■ Supplied information
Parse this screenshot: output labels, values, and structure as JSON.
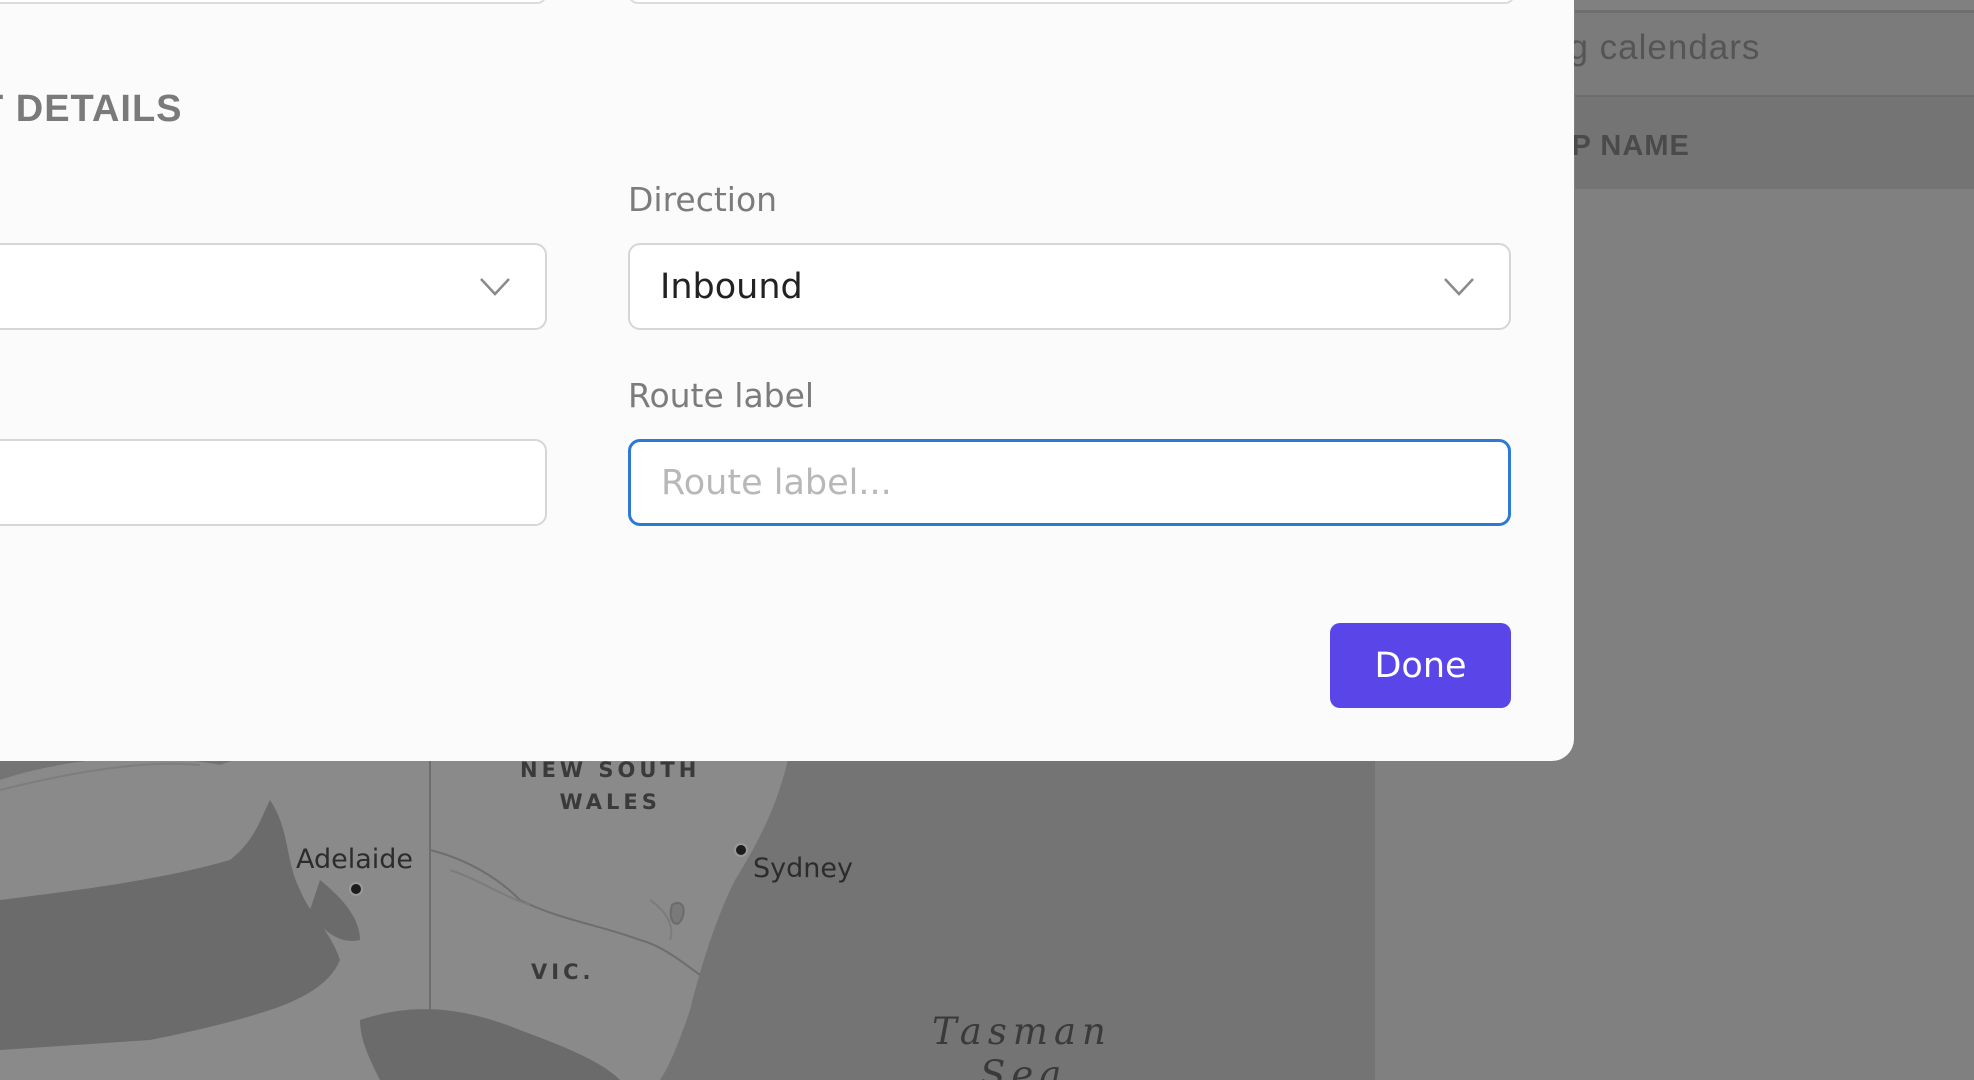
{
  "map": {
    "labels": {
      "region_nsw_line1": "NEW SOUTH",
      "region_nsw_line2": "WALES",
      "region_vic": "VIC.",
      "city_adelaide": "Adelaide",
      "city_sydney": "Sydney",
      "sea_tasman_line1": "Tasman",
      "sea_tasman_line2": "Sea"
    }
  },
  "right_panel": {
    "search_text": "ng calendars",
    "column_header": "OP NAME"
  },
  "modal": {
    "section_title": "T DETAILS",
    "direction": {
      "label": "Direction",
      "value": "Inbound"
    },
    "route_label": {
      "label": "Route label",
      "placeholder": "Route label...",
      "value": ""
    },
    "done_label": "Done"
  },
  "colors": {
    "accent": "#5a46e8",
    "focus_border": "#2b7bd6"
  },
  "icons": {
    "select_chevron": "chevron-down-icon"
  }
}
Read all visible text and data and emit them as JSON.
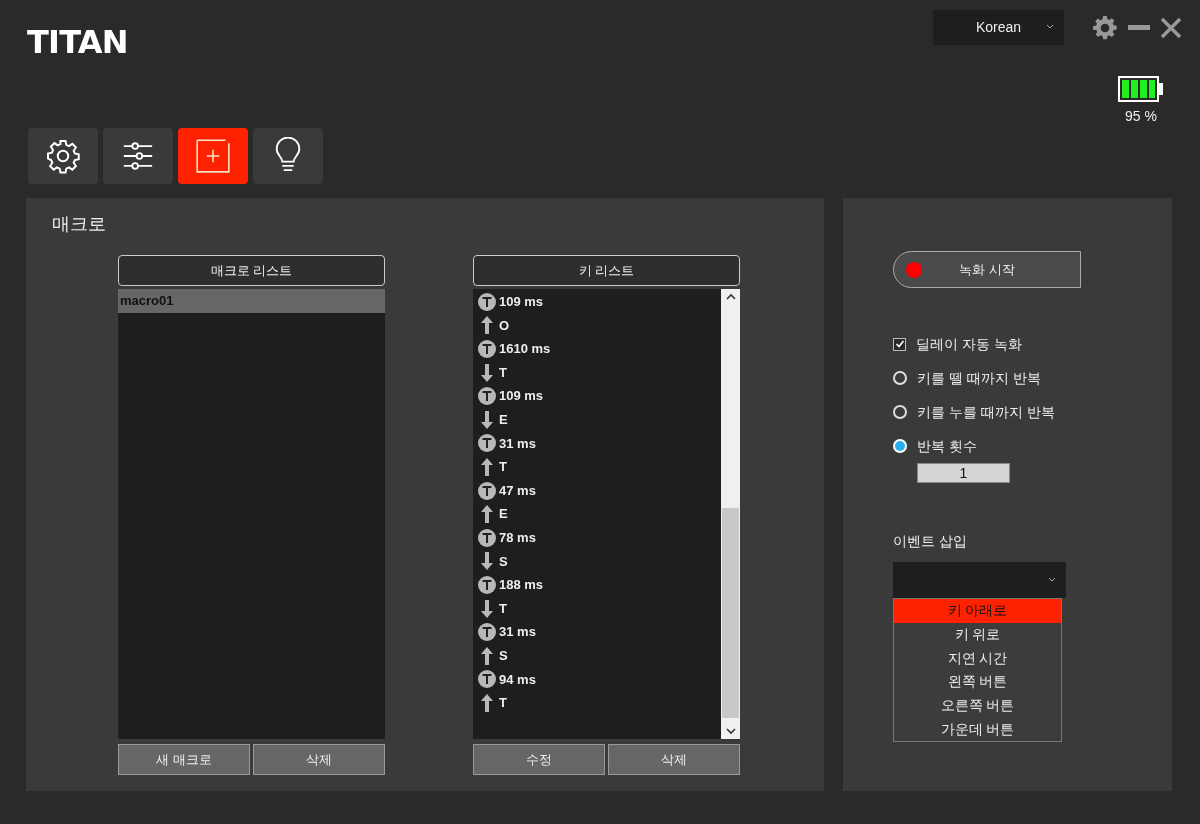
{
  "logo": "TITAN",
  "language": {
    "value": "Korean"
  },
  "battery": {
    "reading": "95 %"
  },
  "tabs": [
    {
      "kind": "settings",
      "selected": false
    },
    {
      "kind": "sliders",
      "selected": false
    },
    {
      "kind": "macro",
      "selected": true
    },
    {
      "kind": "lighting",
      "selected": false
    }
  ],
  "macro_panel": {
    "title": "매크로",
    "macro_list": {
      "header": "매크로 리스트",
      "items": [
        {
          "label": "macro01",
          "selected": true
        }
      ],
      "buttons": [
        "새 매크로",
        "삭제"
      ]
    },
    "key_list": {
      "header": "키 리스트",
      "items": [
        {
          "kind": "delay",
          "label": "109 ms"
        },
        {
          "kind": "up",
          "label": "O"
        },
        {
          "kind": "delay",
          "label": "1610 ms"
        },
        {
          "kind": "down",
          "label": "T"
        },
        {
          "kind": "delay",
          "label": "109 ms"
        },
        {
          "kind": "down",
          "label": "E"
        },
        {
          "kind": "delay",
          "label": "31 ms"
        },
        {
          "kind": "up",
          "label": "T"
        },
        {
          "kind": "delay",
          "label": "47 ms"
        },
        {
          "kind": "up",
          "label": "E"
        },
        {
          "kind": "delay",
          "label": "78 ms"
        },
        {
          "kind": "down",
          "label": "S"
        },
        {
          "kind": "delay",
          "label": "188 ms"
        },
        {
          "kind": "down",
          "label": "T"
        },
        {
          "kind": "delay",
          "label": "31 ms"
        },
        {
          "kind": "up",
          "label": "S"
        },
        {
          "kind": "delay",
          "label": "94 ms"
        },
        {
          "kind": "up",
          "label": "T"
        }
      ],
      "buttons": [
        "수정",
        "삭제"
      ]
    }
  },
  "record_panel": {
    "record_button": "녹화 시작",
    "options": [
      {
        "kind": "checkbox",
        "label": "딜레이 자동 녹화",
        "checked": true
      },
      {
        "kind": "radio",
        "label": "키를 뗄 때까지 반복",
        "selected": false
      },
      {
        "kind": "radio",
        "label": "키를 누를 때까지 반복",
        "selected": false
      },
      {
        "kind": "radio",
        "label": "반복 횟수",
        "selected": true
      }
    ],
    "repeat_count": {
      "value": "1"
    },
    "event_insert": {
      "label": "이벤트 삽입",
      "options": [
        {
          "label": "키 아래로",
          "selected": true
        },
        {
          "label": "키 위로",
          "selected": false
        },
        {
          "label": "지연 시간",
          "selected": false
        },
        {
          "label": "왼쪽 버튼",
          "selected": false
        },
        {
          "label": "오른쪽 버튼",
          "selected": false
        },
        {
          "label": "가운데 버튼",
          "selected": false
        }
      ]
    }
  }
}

■ Exercise objective
Go through the records and show every line with the string "labels" in it.

■ Worked solution
Parse this screenshot: output labels, values, and structure as JSON.
    "labels": {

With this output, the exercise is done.